**GIVEN REQUEST**
Transcribe all of the material below word for word and leave out its pictures.
:: LISTING ::
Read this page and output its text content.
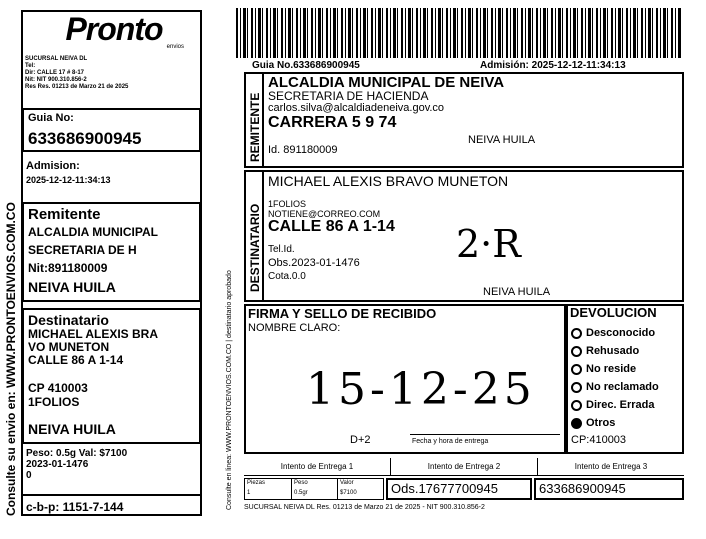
Pronto envios
SUCURSAL NEIVA DL
Tel:
Dir: CALLE 17 # 8-17
Nit: NIT 900.310.856-2
Res Res. 01213 de Marzo 21 de 2025
Guia No:
633686900945
Admision:
2025-12-12-11:34:13
Remitente
ALCALDIA MUNICIPAL
SECRETARIA DE H
Nit:891180009
NEIVA HUILA
Destinatario
MICHAEL ALEXIS BRA
VO MUNETON
CALLE 86 A 1-14
CP 410003
1FOLIOS
NEIVA HUILA
Peso: 0.5g Val: $7100
2023-01-1476
0
c-b-p: 1151-7-144
Consulte su envio en: WWW.PRONTOENVIOS.COM.CO
Guia No.633686900945	Admisión: 2025-12-12-11:34:13
Consulte en linea: WWW.PRONTOENVIOS.COM.CO | destinatario aprobado
REMITENTE
ALCALDIA MUNICIPAL DE NEIVA
SECRETARIA DE HACIENDA
carlos.silva@alcaldiadeneiva.gov.co
CARRERA 5 9 74
NEIVA HUILA
Id. 891180009
DESTINATARIO
MICHAEL ALEXIS BRAVO MUNETON
1FOLIOS
NOTIENE@CORREO.COM
CALLE 86 A 1-14
Tel.Id.
Obs.2023-01-1476
Cota.0.0
NEIVA HUILA
2·R
FIRMA Y SELLO DE RECIBIDO
NOMBRE CLARO:
15-12-25
D+2	Fecha y hora de entrega
DEVOLUCION
Desconocido
Rehusado
No reside
No reclamado
Direc. Errada
Otros
CP:410003
Intento de Entrega 1	Intento de Entrega 2	Intento de Entrega 3
Piezas	Peso	Valor
1	0.5gr	$7100	Ods.17677700945	633686900945
SUCURSAL NEIVA DL Res. 01213 de Marzo 21 de 2025 - NIT 900.310.856-2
:::
**ANSWER TO THE PROBLEM**
Read this page and output its text content.
Pronto envios
SUCURSAL NEIVA DL
Tel:
Dir: CALLE 17 # 8-17
Nit: NIT 900.310.856-2
Res Res. 01213 de Marzo 21 de 2025
Guia No:
633686900945
Admision:
2025-12-12-11:34:13
Remitente
ALCALDIA MUNICIPAL
SECRETARIA DE H
Nit:891180009
NEIVA HUILA
Destinatario
MICHAEL ALEXIS BRA
VO MUNETON
CALLE 86 A 1-14
CP 410003
1FOLIOS
NEIVA HUILA
Peso: 0.5g Val: $7100
2023-01-1476
0
c-b-p: 1151-7-144
Consulte su envio en: WWW.PRONTOENVIOS.COM.CO
Guia No.633686900945	Admisión: 2025-12-12-11:34:13
Consulte en linea: WWW.PRONTOENVIOS.COM.CO | destinatario aprobado
REMITENTE
ALCALDIA MUNICIPAL DE NEIVA
SECRETARIA DE HACIENDA
carlos.silva@alcaldiadeneiva.gov.co
CARRERA 5 9 74
NEIVA HUILA
Id. 891180009
DESTINATARIO
MICHAEL ALEXIS BRAVO MUNETON
1FOLIOS
NOTIENE@CORREO.COM
CALLE 86 A 1-14
Tel.Id.
Obs.2023-01-1476
Cota.0.0
NEIVA HUILA
2·R
FIRMA Y SELLO DE RECIBIDO
NOMBRE CLARO:
15-12-25
D+2	Fecha y hora de entrega
DEVOLUCION
Desconocido
Rehusado
No reside
No reclamado
Direc. Errada
Otros
CP:410003
Intento de Entrega 1	Intento de Entrega 2	Intento de Entrega 3
Piezas	Peso	Valor
1	0.5gr	$7100	Ods.17677700945	633686900945
SUCURSAL NEIVA DL Res. 01213 de Marzo 21 de 2025 - NIT 900.310.856-2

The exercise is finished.